### REQUIREMENTS
Output the full listing below exactly, without the pictures.

+++ MATERIAL FOR THE TASK

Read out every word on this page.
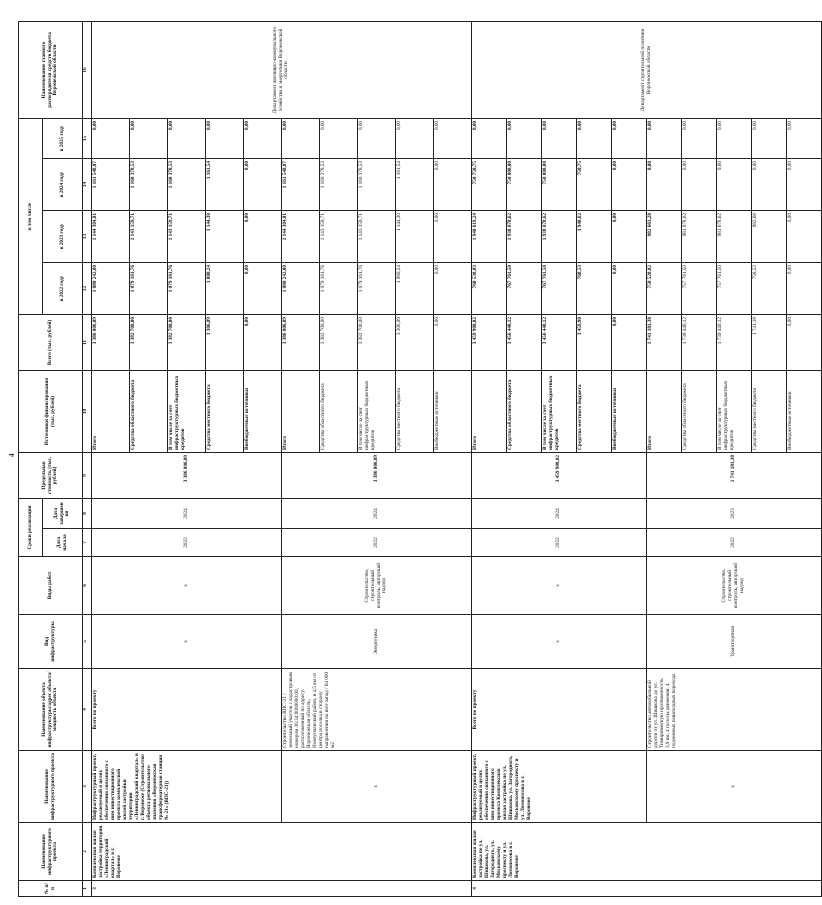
4
№ п/п	Наименование инфраструктурного проекта	Наименование инфраструктурного проекта	Наименование объекта инфраструктуры/адрес объекта/ мощность объекта	Вид инфраструктуры	Виды работ	Сроки реализации		Предельная стоимость (тыс. рублей)	Источники финансирования (тыс. рублей)	Всего (тыс. рублей)	в том числе				Наименование главного распорядителя средств бюджета Воронежской области
						Дата начала	Дата завершения				в 2022 году	в 2023 году	в 2024 году	в 2025 году	
1	2	3	4	5	6	7	8	9	10	11	12	13	14	15	16
3	Комплексная жилая застройка территории «Ленинградский квартал» в г. Воронеже	Инфраструктурный проект, реализуемый в целях обеспечения связанного с ним инвестиционного проекта комплексной жилой застройки территории «Ленинградский квартал» в г. Воронеже (Строительство объекта регионального значения «Воронежская трансформаторная станция № 21» (ВПС-21))	Всего по проекту	х	х	2022	2024	3 386 006,09	Итого	3 386 006,09	1 080 242,00	1 144 304,01	1 161 540,07	0,00	Департамент жилищно-коммунального хозяйства и энергетики Воронежской области
									Средства областного бюджета	3 382 700,00	1 079 161,76	1 143 159,71	1 160 378,53	0,00	
									В том числе за счет инфраструктурных бюджетных кредитов	3 382 700,00	1 079 161,76	1 143 159,71	1 160 378,53	0,00	
									Средства местного бюджета	3 306,09	1 080,24	1 144,30	1 161,54	0,00	
									Внебюджетные источники	0,00	0,00	0,00	0,00	0,00	
		х	Строительство ВПС-21 / земельный участок с кадастровым номером 36:34:0000000:00, расположенный по адресу: Воронежская область, Новоусманский район, в 4,5 км от центра поселка в сторону направления на юго-запад / 64 000 м2	Энергетика	Строительство, строительный контроль, авторский надзор	2022	2024	3 386 006,09	Итого	3 386 006,09	1 080 242,00	1 144 304,01	1 161 540,07	0,00	
									Средства областного бюджета	3 382 700,00	1 079 161,76	1 143 159,71	1 160 378,53	0,00	
									В том числе за счет инфраструктурных бюджетных кредитов	3 382 700,00	1 079 161,76	1 143 159,71	1 160 378,53	0,00	
									Средства местного бюджета	3 306,09	1 080,24	1 144,30	1 161,54	0,00	
									Внебюджетные источники	0,00	0,00	0,00	0,00	0,00	
4	Комплексная жилая застройка по ул. Шишкова, ул. Загородного, ул. Московскому проспекту и ул. Ломоносова в г. Воронеже	Инфраструктурный проект, реализуемый в целях обеспечения связанного с ним инвестиционного проекта Комплексная жилая застройка по ул. Шишкова, ул. Загородного, Московскому проспекту и ул. Ломоносова в г. Воронеже	Всего по проекту	х	х	2022	2024	3 459 900,02	Итого	3 459 900,02	768 530,03	1 940 619,24	750 750,75	0,00	Департамент строительной политики Воронежской области
									Средства областного бюджета	3 456 440,12	767 761,50	1 938 678,62	750 000,00	0,00	
									В том числе за счет инфраструктурных бюджетных кредитов	3 456 440,12	767 761,50	1 938 678,62	750 000,00	0,00	
									Средства местного бюджета	3 459,90	768,53	1 940,62	750,75	0,00	
									Внебюджетные источники	0,00	0,00	0,00	0,00	0,00	
		х	Строительство автомобильной дороги от ул. Шишкова до ул. Тимирязевскую протяженность 3,9 км, 4 полосы движения, 4 подземных пешеходных перехода	Транспортная	Строительство, строительный контроль, авторский надзор	2022	2023	1 741 181,38	Итого	1 741 181,38	758 520,02	982 661,28	0,00	0,00	
									Средства областного бюджета	1 739 440,12	757 761,50	981 678,62	0,00	0,00	
									В том числе за счет инфраструктурных бюджетных кредитов	1 739 440,12	757 761,50	981 678,62	0,00	0,00	
									Средства местного бюджета	1 741,18	758,52	982,66	0,00	0,00	
									Внебюджетные источники	0,00	0,00	0,00	0,00	0,00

++++++

### SOLVED PROBLEM
Read out every word on this page.
4
№ п/п	Наименование инфраструктурного проекта	Наименование инфраструктурного проекта	Наименование объекта инфраструктуры/адрес объекта/ мощность объекта	Вид инфраструктуры	Виды работ	Сроки реализации		Предельная стоимость (тыс. рублей)	Источники финансирования (тыс. рублей)	Всего (тыс. рублей)	в том числе				Наименование главного распорядителя средств бюджета Воронежской области
						Дата начала	Дата завершения				в 2022 году	в 2023 году	в 2024 году	в 2025 году	
1	2	3	4	5	6	7	8	9	10	11	12	13	14	15	16
3	Комплексная жилая застройка территории «Ленинградский квартал» в г. Воронеже	Инфраструктурный проект, реализуемый в целях обеспечения связанного с ним инвестиционного проекта комплексной жилой застройки территории «Ленинградский квартал» в г. Воронеже (Строительство объекта регионального значения «Воронежская трансформаторная станция № 21» (ВПС-21))	Всего по проекту	х	х	2022	2024	3 386 006,09	Итого	3 386 006,09	1 080 242,00	1 144 304,01	1 161 540,07	0,00	Департамент жилищно-коммунального хозяйства и энергетики Воронежской области
									Средства областного бюджета	3 382 700,00	1 079 161,76	1 143 159,71	1 160 378,53	0,00	
									В том числе за счет инфраструктурных бюджетных кредитов	3 382 700,00	1 079 161,76	1 143 159,71	1 160 378,53	0,00	
									Средства местного бюджета	3 306,09	1 080,24	1 144,30	1 161,54	0,00	
									Внебюджетные источники	0,00	0,00	0,00	0,00	0,00	
		х	Строительство ВПС-21 / земельный участок с кадастровым номером 36:34:0000000:00, расположенный по адресу: Воронежская область, Новоусманский район, в 4,5 км от центра поселка в сторону направления на юго-запад / 64 000 м2	Энергетика	Строительство, строительный контроль, авторский надзор	2022	2024	3 386 006,09	Итого	3 386 006,09	1 080 242,00	1 144 304,01	1 161 540,07	0,00	
									Средства областного бюджета	3 382 700,00	1 079 161,76	1 143 159,71	1 160 378,53	0,00	
									В том числе за счет инфраструктурных бюджетных кредитов	3 382 700,00	1 079 161,76	1 143 159,71	1 160 378,53	0,00	
									Средства местного бюджета	3 306,09	1 080,24	1 144,30	1 161,54	0,00	
									Внебюджетные источники	0,00	0,00	0,00	0,00	0,00	
4	Комплексная жилая застройка по ул. Шишкова, ул. Загородного, ул. Московскому проспекту и ул. Ломоносова в г. Воронеже	Инфраструктурный проект, реализуемый в целях обеспечения связанного с ним инвестиционного проекта Комплексная жилая застройка по ул. Шишкова, ул. Загородного, Московскому проспекту и ул. Ломоносова в г. Воронеже	Всего по проекту	х	х	2022	2024	3 459 900,02	Итого	3 459 900,02	768 530,03	1 940 619,24	750 750,75	0,00	Департамент строительной политики Воронежской области
									Средства областного бюджета	3 456 440,12	767 761,50	1 938 678,62	750 000,00	0,00	
									В том числе за счет инфраструктурных бюджетных кредитов	3 456 440,12	767 761,50	1 938 678,62	750 000,00	0,00	
									Средства местного бюджета	3 459,90	768,53	1 940,62	750,75	0,00	
									Внебюджетные источники	0,00	0,00	0,00	0,00	0,00	
		х	Строительство автомобильной дороги от ул. Шишкова до ул. Тимирязевскую протяженность 3,9 км, 4 полосы движения, 4 подземных пешеходных перехода	Транспортная	Строительство, строительный контроль, авторский надзор	2022	2023	1 741 181,38	Итого	1 741 181,38	758 520,02	982 661,28	0,00	0,00	
									Средства областного бюджета	1 739 440,12	757 761,50	981 678,62	0,00	0,00	
									В том числе за счет инфраструктурных бюджетных кредитов	1 739 440,12	757 761,50	981 678,62	0,00	0,00	
									Средства местного бюджета	1 741,18	758,52	982,66	0,00	0,00	
									Внебюджетные источники	0,00	0,00	0,00	0,00	0,00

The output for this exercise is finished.